DATA FOR THIS TASK |
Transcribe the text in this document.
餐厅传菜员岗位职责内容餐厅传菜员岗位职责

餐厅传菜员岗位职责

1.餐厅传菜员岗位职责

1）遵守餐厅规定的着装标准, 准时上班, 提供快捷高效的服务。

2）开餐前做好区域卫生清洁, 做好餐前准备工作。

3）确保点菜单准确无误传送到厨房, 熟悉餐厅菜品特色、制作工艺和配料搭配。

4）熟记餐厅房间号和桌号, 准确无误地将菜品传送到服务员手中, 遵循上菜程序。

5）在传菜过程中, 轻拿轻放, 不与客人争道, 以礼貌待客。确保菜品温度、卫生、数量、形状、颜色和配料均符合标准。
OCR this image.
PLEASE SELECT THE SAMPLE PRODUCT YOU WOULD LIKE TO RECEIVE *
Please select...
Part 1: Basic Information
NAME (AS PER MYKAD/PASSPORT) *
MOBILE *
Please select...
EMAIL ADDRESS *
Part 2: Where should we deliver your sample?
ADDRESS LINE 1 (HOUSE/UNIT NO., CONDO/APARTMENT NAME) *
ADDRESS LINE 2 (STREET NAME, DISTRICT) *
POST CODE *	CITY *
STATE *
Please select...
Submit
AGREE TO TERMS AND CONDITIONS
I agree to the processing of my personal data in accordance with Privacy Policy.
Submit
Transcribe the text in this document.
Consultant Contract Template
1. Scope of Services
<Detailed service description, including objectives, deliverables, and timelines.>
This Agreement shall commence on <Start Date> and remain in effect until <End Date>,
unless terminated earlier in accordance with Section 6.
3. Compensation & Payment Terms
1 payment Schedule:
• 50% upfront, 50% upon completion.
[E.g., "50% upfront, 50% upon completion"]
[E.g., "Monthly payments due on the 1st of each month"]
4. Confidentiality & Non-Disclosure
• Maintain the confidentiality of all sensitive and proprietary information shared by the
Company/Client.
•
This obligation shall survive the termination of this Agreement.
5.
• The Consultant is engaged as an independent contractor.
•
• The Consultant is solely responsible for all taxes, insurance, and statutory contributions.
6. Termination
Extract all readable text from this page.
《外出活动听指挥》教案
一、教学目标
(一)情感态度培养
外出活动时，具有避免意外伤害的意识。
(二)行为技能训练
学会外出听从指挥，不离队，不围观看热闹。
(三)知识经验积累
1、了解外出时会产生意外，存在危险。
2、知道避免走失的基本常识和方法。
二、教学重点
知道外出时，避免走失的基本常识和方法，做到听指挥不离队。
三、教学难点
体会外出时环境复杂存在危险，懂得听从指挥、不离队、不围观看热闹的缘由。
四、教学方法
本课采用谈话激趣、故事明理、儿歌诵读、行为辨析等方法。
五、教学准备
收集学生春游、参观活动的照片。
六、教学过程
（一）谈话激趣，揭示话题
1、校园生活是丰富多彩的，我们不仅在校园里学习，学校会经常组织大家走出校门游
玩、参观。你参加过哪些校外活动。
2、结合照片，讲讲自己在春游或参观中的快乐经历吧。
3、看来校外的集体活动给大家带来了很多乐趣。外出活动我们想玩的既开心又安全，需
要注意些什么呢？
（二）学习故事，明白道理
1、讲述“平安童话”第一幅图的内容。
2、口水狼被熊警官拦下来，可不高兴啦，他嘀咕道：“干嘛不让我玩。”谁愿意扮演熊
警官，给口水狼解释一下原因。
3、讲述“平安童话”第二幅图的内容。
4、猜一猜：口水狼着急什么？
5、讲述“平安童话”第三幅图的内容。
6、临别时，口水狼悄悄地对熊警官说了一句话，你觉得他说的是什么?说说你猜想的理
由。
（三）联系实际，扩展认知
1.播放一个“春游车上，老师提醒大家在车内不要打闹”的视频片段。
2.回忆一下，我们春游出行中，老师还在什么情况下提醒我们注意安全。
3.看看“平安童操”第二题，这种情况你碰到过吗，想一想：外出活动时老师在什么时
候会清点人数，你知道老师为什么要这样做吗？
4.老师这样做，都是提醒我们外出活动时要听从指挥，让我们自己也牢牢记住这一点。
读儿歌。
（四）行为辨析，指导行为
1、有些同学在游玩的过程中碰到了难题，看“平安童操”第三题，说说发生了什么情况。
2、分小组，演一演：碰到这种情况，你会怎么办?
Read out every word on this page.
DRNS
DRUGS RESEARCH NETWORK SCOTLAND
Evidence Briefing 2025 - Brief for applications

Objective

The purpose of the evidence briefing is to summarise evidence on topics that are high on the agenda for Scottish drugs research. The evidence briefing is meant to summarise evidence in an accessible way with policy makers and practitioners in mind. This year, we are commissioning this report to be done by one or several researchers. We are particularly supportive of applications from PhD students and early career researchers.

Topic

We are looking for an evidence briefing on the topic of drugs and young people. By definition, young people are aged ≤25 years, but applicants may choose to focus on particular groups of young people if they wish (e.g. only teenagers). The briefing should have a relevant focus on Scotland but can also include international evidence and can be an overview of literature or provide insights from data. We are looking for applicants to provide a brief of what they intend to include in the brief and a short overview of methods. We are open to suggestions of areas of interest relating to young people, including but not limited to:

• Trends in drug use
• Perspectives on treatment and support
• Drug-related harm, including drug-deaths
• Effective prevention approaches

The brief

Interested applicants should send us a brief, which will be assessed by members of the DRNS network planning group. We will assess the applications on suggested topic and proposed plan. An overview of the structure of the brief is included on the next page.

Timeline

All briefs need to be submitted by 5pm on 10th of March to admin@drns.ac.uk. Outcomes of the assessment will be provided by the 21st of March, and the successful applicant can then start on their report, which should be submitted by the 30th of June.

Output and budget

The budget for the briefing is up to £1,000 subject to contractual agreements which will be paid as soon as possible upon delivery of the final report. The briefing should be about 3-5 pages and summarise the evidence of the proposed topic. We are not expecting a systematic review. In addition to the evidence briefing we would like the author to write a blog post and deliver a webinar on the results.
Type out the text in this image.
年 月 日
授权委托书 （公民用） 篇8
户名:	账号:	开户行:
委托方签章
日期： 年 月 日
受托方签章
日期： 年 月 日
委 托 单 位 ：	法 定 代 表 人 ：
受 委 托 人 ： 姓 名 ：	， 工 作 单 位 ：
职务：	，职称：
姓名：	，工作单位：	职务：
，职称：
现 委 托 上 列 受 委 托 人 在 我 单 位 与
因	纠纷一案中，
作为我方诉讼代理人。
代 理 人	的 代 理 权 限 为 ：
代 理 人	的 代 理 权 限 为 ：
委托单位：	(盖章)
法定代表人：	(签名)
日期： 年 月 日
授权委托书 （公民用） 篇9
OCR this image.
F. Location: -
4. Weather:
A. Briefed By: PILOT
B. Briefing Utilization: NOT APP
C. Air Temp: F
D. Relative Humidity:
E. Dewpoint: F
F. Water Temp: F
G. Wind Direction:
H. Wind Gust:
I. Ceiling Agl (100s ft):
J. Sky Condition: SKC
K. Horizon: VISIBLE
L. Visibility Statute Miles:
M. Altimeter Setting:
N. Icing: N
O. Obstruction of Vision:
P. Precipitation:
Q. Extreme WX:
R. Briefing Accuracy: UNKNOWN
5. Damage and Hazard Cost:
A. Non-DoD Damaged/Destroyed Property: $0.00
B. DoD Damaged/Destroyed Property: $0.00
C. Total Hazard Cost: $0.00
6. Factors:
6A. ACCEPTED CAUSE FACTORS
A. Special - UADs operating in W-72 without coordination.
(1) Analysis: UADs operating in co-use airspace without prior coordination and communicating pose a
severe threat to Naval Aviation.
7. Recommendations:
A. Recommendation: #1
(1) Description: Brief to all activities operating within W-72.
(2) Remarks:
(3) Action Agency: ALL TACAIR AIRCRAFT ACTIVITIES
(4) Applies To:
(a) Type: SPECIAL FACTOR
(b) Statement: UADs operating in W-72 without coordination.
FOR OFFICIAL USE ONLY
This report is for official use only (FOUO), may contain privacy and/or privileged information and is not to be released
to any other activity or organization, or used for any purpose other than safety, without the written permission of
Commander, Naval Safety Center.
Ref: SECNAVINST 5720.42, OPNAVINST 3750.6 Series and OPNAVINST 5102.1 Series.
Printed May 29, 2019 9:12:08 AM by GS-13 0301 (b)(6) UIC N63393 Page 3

EXERCISE OBJECTIVE | Which lines above contain the word "completion"? Copy each of them.

TASK OUTPUT |
• 50% upfront, 50% upon completion.
[E.g., "50% upfront, 50% upon completion"]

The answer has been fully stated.